What is expected: Within this material, how many lines have the string "grid" in them? The answer is a number, with nothing added.

Data supplied:
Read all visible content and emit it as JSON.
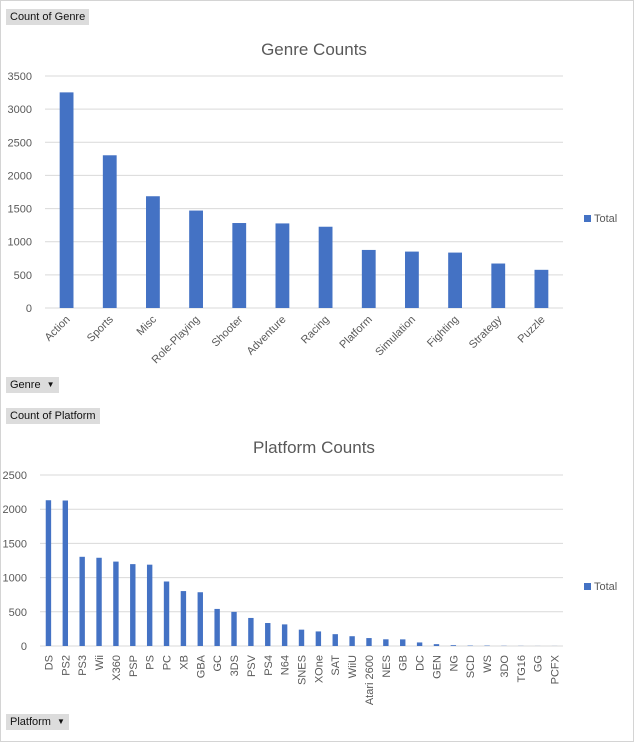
{
  "genre_panel": {
    "field_label": "Count of Genre",
    "axis_button": "Genre"
  },
  "platform_panel": {
    "field_label": "Count of Platform",
    "axis_button": "Platform"
  },
  "colors": {
    "bar": "#4472c4",
    "grid": "#d9d9d9",
    "text": "#595959"
  },
  "icons": {
    "dropdown": "chevron-down-icon"
  },
  "chart_data": [
    {
      "type": "bar",
      "title": "Genre Counts",
      "xlabel": "",
      "ylabel": "",
      "ylim": [
        0,
        3500
      ],
      "yticks": [
        0,
        500,
        1000,
        1500,
        2000,
        2500,
        3000,
        3500
      ],
      "grid": true,
      "legend": "right",
      "categories": [
        "Action",
        "Sports",
        "Misc",
        "Role-Playing",
        "Shooter",
        "Adventure",
        "Racing",
        "Platform",
        "Simulation",
        "Fighting",
        "Strategy",
        "Puzzle"
      ],
      "series": [
        {
          "name": "Total",
          "values": [
            3253,
            2304,
            1686,
            1470,
            1282,
            1276,
            1226,
            876,
            851,
            836,
            671,
            576
          ]
        }
      ]
    },
    {
      "type": "bar",
      "title": "Platform Counts",
      "xlabel": "",
      "ylabel": "",
      "ylim": [
        0,
        2500
      ],
      "yticks": [
        0,
        500,
        1000,
        1500,
        2000,
        2500
      ],
      "grid": true,
      "legend": "right",
      "categories": [
        "DS",
        "PS2",
        "PS3",
        "Wii",
        "X360",
        "PSP",
        "PS",
        "PC",
        "XB",
        "GBA",
        "GC",
        "3DS",
        "PSV",
        "PS4",
        "N64",
        "SNES",
        "XOne",
        "SAT",
        "WiiU",
        "Atari 2600",
        "NES",
        "GB",
        "DC",
        "GEN",
        "NG",
        "SCD",
        "WS",
        "3DO",
        "TG16",
        "GG",
        "PCFX"
      ],
      "series": [
        {
          "name": "Total",
          "values": [
            2131,
            2127,
            1304,
            1290,
            1234,
            1197,
            1189,
            943,
            803,
            786,
            542,
            499,
            410,
            336,
            316,
            239,
            213,
            173,
            143,
            116,
            98,
            97,
            52,
            27,
            12,
            6,
            6,
            3,
            2,
            1,
            1
          ]
        }
      ]
    }
  ]
}
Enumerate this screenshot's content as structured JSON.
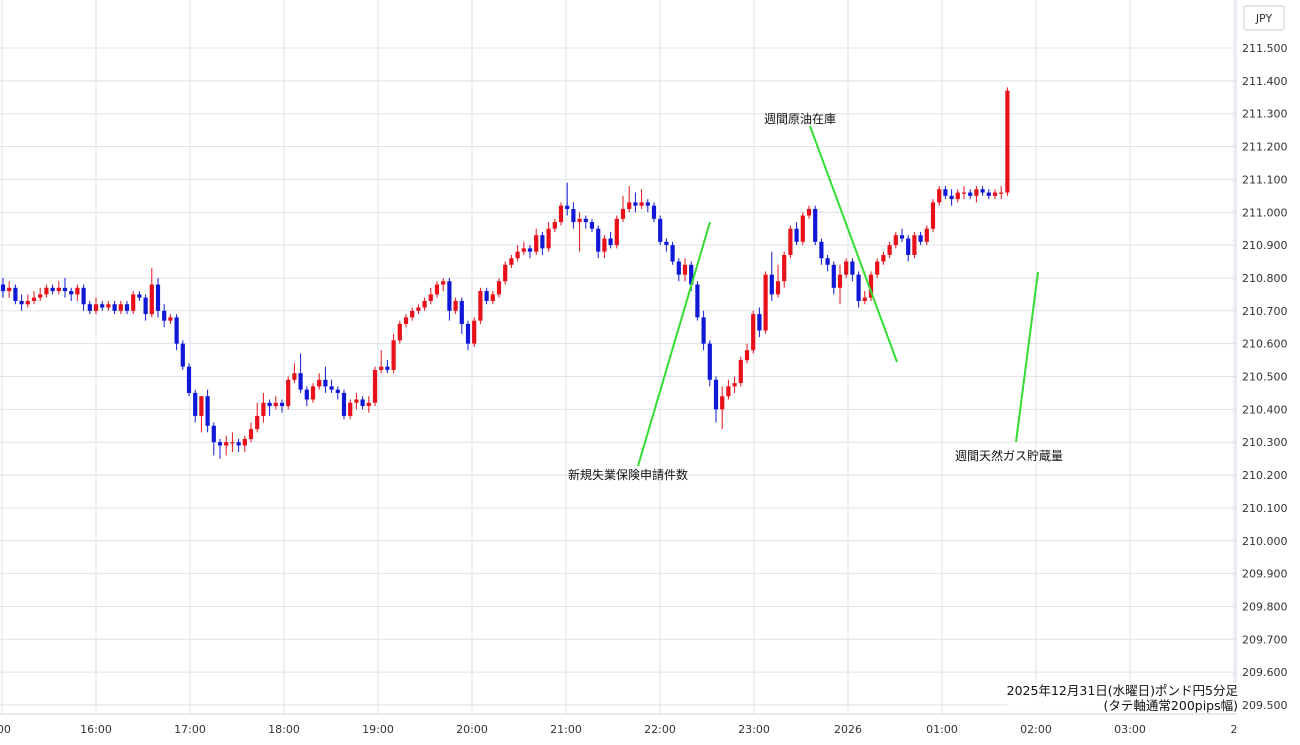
{
  "currency_label": "JPY",
  "caption": {
    "line1": "2025年12月31日(水曜日)ポンド円5分足",
    "line2": "(タテ軸通常200pips幅)"
  },
  "colors": {
    "up": "#e8101a",
    "down": "#1018d8",
    "annotation_line": "#33dd33",
    "grid": "#dde3ea"
  },
  "chart_data": {
    "type": "candlestick",
    "title": "",
    "ylim": [
      209.5,
      211.5
    ],
    "y_ticks": [
      "211.500",
      "211.400",
      "211.300",
      "211.200",
      "211.100",
      "211.000",
      "210.900",
      "210.800",
      "210.700",
      "210.600",
      "210.500",
      "210.400",
      "210.300",
      "210.200",
      "210.100",
      "210.000",
      "209.900",
      "209.800",
      "209.700",
      "209.600",
      "209.500"
    ],
    "x_ticks": [
      ":00",
      "16:00",
      "17:00",
      "18:00",
      "19:00",
      "20:00",
      "21:00",
      "22:00",
      "23:00",
      "2026",
      "01:00",
      "02:00",
      "03:00",
      "2"
    ],
    "annotations": [
      {
        "text": "新規失業保険申請件数"
      },
      {
        "text": "週間原油在庫"
      },
      {
        "text": "週間天然ガス貯蔵量"
      }
    ],
    "candles": [
      [
        210.78,
        210.76,
        210.8,
        210.74
      ],
      [
        210.76,
        210.77,
        210.79,
        210.74
      ],
      [
        210.77,
        210.73,
        210.78,
        210.72
      ],
      [
        210.73,
        210.72,
        210.75,
        210.7
      ],
      [
        210.72,
        210.73,
        210.75,
        210.71
      ],
      [
        210.73,
        210.74,
        210.76,
        210.72
      ],
      [
        210.74,
        210.75,
        210.77,
        210.73
      ],
      [
        210.75,
        210.77,
        210.78,
        210.74
      ],
      [
        210.77,
        210.76,
        210.78,
        210.75
      ],
      [
        210.76,
        210.77,
        210.79,
        210.75
      ],
      [
        210.77,
        210.76,
        210.8,
        210.74
      ],
      [
        210.76,
        210.75,
        210.77,
        210.73
      ],
      [
        210.75,
        210.77,
        210.78,
        210.73
      ],
      [
        210.77,
        210.72,
        210.78,
        210.7
      ],
      [
        210.72,
        210.7,
        210.73,
        210.69
      ],
      [
        210.7,
        210.72,
        210.74,
        210.69
      ],
      [
        210.72,
        210.71,
        210.73,
        210.7
      ],
      [
        210.71,
        210.72,
        210.73,
        210.7
      ],
      [
        210.72,
        210.7,
        210.73,
        210.69
      ],
      [
        210.7,
        210.72,
        210.73,
        210.69
      ],
      [
        210.72,
        210.7,
        210.73,
        210.69
      ],
      [
        210.7,
        210.75,
        210.76,
        210.69
      ],
      [
        210.75,
        210.74,
        210.76,
        210.73
      ],
      [
        210.74,
        210.69,
        210.75,
        210.67
      ],
      [
        210.69,
        210.78,
        210.83,
        210.68
      ],
      [
        210.78,
        210.7,
        210.8,
        210.68
      ],
      [
        210.7,
        210.67,
        210.72,
        210.65
      ],
      [
        210.67,
        210.68,
        210.69,
        210.66
      ],
      [
        210.68,
        210.6,
        210.69,
        210.58
      ],
      [
        210.6,
        210.53,
        210.61,
        210.52
      ],
      [
        210.53,
        210.45,
        210.54,
        210.44
      ],
      [
        210.45,
        210.38,
        210.46,
        210.36
      ],
      [
        210.38,
        210.44,
        210.44,
        210.33
      ],
      [
        210.44,
        210.35,
        210.46,
        210.33
      ],
      [
        210.35,
        210.3,
        210.36,
        210.26
      ],
      [
        210.3,
        210.29,
        210.31,
        210.25
      ],
      [
        210.29,
        210.3,
        210.32,
        210.26
      ],
      [
        210.3,
        210.3,
        210.33,
        210.27
      ],
      [
        210.3,
        210.29,
        210.31,
        210.27
      ],
      [
        210.29,
        210.31,
        210.32,
        210.27
      ],
      [
        210.31,
        210.34,
        210.36,
        210.3
      ],
      [
        210.34,
        210.38,
        210.42,
        210.33
      ],
      [
        210.38,
        210.42,
        210.45,
        210.36
      ],
      [
        210.42,
        210.41,
        210.43,
        210.38
      ],
      [
        210.41,
        210.42,
        210.44,
        210.4
      ],
      [
        210.42,
        210.41,
        210.43,
        210.39
      ],
      [
        210.41,
        210.49,
        210.5,
        210.4
      ],
      [
        210.49,
        210.51,
        210.54,
        210.48
      ],
      [
        210.51,
        210.46,
        210.57,
        210.45
      ],
      [
        210.46,
        210.43,
        210.47,
        210.41
      ],
      [
        210.43,
        210.47,
        210.48,
        210.42
      ],
      [
        210.47,
        210.49,
        210.51,
        210.46
      ],
      [
        210.49,
        210.47,
        210.53,
        210.45
      ],
      [
        210.47,
        210.46,
        210.49,
        210.45
      ],
      [
        210.46,
        210.45,
        210.47,
        210.43
      ],
      [
        210.45,
        210.38,
        210.46,
        210.37
      ],
      [
        210.38,
        210.42,
        210.43,
        210.37
      ],
      [
        210.42,
        210.43,
        210.45,
        210.4
      ],
      [
        210.43,
        210.41,
        210.44,
        210.4
      ],
      [
        210.41,
        210.42,
        210.44,
        210.39
      ],
      [
        210.42,
        210.52,
        210.53,
        210.41
      ],
      [
        210.52,
        210.53,
        210.58,
        210.51
      ],
      [
        210.53,
        210.52,
        210.55,
        210.51
      ],
      [
        210.52,
        210.61,
        210.63,
        210.51
      ],
      [
        210.61,
        210.66,
        210.67,
        210.6
      ],
      [
        210.66,
        210.68,
        210.69,
        210.65
      ],
      [
        210.68,
        210.7,
        210.71,
        210.67
      ],
      [
        210.7,
        210.71,
        210.72,
        210.69
      ],
      [
        210.71,
        210.73,
        210.74,
        210.7
      ],
      [
        210.73,
        210.75,
        210.77,
        210.72
      ],
      [
        210.75,
        210.78,
        210.79,
        210.74
      ],
      [
        210.78,
        210.79,
        210.8,
        210.76
      ],
      [
        210.79,
        210.7,
        210.8,
        210.67
      ],
      [
        210.7,
        210.73,
        210.74,
        210.69
      ],
      [
        210.73,
        210.66,
        210.74,
        210.63
      ],
      [
        210.66,
        210.6,
        210.67,
        210.58
      ],
      [
        210.6,
        210.67,
        210.68,
        210.59
      ],
      [
        210.67,
        210.76,
        210.77,
        210.66
      ],
      [
        210.76,
        210.73,
        210.77,
        210.72
      ],
      [
        210.73,
        210.75,
        210.76,
        210.72
      ],
      [
        210.75,
        210.79,
        210.8,
        210.74
      ],
      [
        210.79,
        210.84,
        210.85,
        210.78
      ],
      [
        210.84,
        210.86,
        210.87,
        210.83
      ],
      [
        210.86,
        210.88,
        210.9,
        210.85
      ],
      [
        210.88,
        210.89,
        210.91,
        210.87
      ],
      [
        210.89,
        210.88,
        210.9,
        210.86
      ],
      [
        210.88,
        210.93,
        210.95,
        210.87
      ],
      [
        210.93,
        210.89,
        210.94,
        210.87
      ],
      [
        210.89,
        210.95,
        210.97,
        210.88
      ],
      [
        210.95,
        210.97,
        210.98,
        210.94
      ],
      [
        210.97,
        211.02,
        211.03,
        210.96
      ],
      [
        211.02,
        211.01,
        211.09,
        210.99
      ],
      [
        211.01,
        210.97,
        211.03,
        210.95
      ],
      [
        210.97,
        210.98,
        211.0,
        210.88
      ],
      [
        210.98,
        210.97,
        210.99,
        210.95
      ],
      [
        210.97,
        210.95,
        210.98,
        210.94
      ],
      [
        210.95,
        210.88,
        210.96,
        210.86
      ],
      [
        210.88,
        210.92,
        210.93,
        210.86
      ],
      [
        210.92,
        210.9,
        210.94,
        210.89
      ],
      [
        210.9,
        210.98,
        210.99,
        210.89
      ],
      [
        210.98,
        211.01,
        211.05,
        210.97
      ],
      [
        211.01,
        211.03,
        211.08,
        211.0
      ],
      [
        211.03,
        211.02,
        211.06,
        211.0
      ],
      [
        211.02,
        211.03,
        211.07,
        211.01
      ],
      [
        211.03,
        211.02,
        211.04,
        211.0
      ],
      [
        211.02,
        210.98,
        211.03,
        210.97
      ],
      [
        210.98,
        210.91,
        210.99,
        210.9
      ],
      [
        210.91,
        210.9,
        210.92,
        210.88
      ],
      [
        210.9,
        210.85,
        210.91,
        210.84
      ],
      [
        210.85,
        210.81,
        210.86,
        210.79
      ],
      [
        210.81,
        210.84,
        210.86,
        210.79
      ],
      [
        210.84,
        210.78,
        210.85,
        210.76
      ],
      [
        210.78,
        210.68,
        210.79,
        210.67
      ],
      [
        210.68,
        210.6,
        210.7,
        210.58
      ],
      [
        210.6,
        210.49,
        210.61,
        210.47
      ],
      [
        210.49,
        210.4,
        210.5,
        210.36
      ],
      [
        210.4,
        210.44,
        210.47,
        210.34
      ],
      [
        210.44,
        210.47,
        210.49,
        210.43
      ],
      [
        210.47,
        210.48,
        210.5,
        210.45
      ],
      [
        210.48,
        210.55,
        210.56,
        210.47
      ],
      [
        210.55,
        210.58,
        210.6,
        210.54
      ],
      [
        210.58,
        210.69,
        210.7,
        210.57
      ],
      [
        210.69,
        210.64,
        210.71,
        210.62
      ],
      [
        210.64,
        210.81,
        210.82,
        210.63
      ],
      [
        210.81,
        210.75,
        210.88,
        210.73
      ],
      [
        210.75,
        210.79,
        210.84,
        210.74
      ],
      [
        210.79,
        210.87,
        210.88,
        210.77
      ],
      [
        210.87,
        210.95,
        210.96,
        210.86
      ],
      [
        210.95,
        210.91,
        210.97,
        210.9
      ],
      [
        210.91,
        210.99,
        211.0,
        210.9
      ],
      [
        210.99,
        211.01,
        211.02,
        210.98
      ],
      [
        211.01,
        210.91,
        211.02,
        210.9
      ],
      [
        210.91,
        210.86,
        210.92,
        210.84
      ],
      [
        210.86,
        210.84,
        210.87,
        210.82
      ],
      [
        210.84,
        210.77,
        210.85,
        210.75
      ],
      [
        210.77,
        210.81,
        210.84,
        210.72
      ],
      [
        210.81,
        210.85,
        210.86,
        210.8
      ],
      [
        210.85,
        210.81,
        210.86,
        210.79
      ],
      [
        210.81,
        210.73,
        210.82,
        210.71
      ],
      [
        210.73,
        210.74,
        210.76,
        210.72
      ],
      [
        210.74,
        210.81,
        210.82,
        210.73
      ],
      [
        210.81,
        210.85,
        210.86,
        210.8
      ],
      [
        210.85,
        210.87,
        210.88,
        210.84
      ],
      [
        210.87,
        210.9,
        210.91,
        210.86
      ],
      [
        210.9,
        210.93,
        210.94,
        210.89
      ],
      [
        210.93,
        210.92,
        210.95,
        210.91
      ],
      [
        210.92,
        210.87,
        210.93,
        210.85
      ],
      [
        210.87,
        210.93,
        210.94,
        210.86
      ],
      [
        210.93,
        210.91,
        210.94,
        210.9
      ],
      [
        210.91,
        210.95,
        210.96,
        210.9
      ],
      [
        210.95,
        211.03,
        211.04,
        210.94
      ],
      [
        211.03,
        211.07,
        211.08,
        211.02
      ],
      [
        211.07,
        211.05,
        211.08,
        211.04
      ],
      [
        211.05,
        211.04,
        211.07,
        211.02
      ],
      [
        211.04,
        211.06,
        211.07,
        211.03
      ],
      [
        211.06,
        211.06,
        211.08,
        211.04
      ],
      [
        211.06,
        211.05,
        211.07,
        211.04
      ],
      [
        211.05,
        211.07,
        211.08,
        211.03
      ],
      [
        211.07,
        211.06,
        211.08,
        211.05
      ],
      [
        211.06,
        211.05,
        211.07,
        211.04
      ],
      [
        211.05,
        211.06,
        211.07,
        211.04
      ],
      [
        211.06,
        211.06,
        211.08,
        211.04
      ],
      [
        211.06,
        211.37,
        211.38,
        211.05
      ]
    ]
  }
}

Reply: 4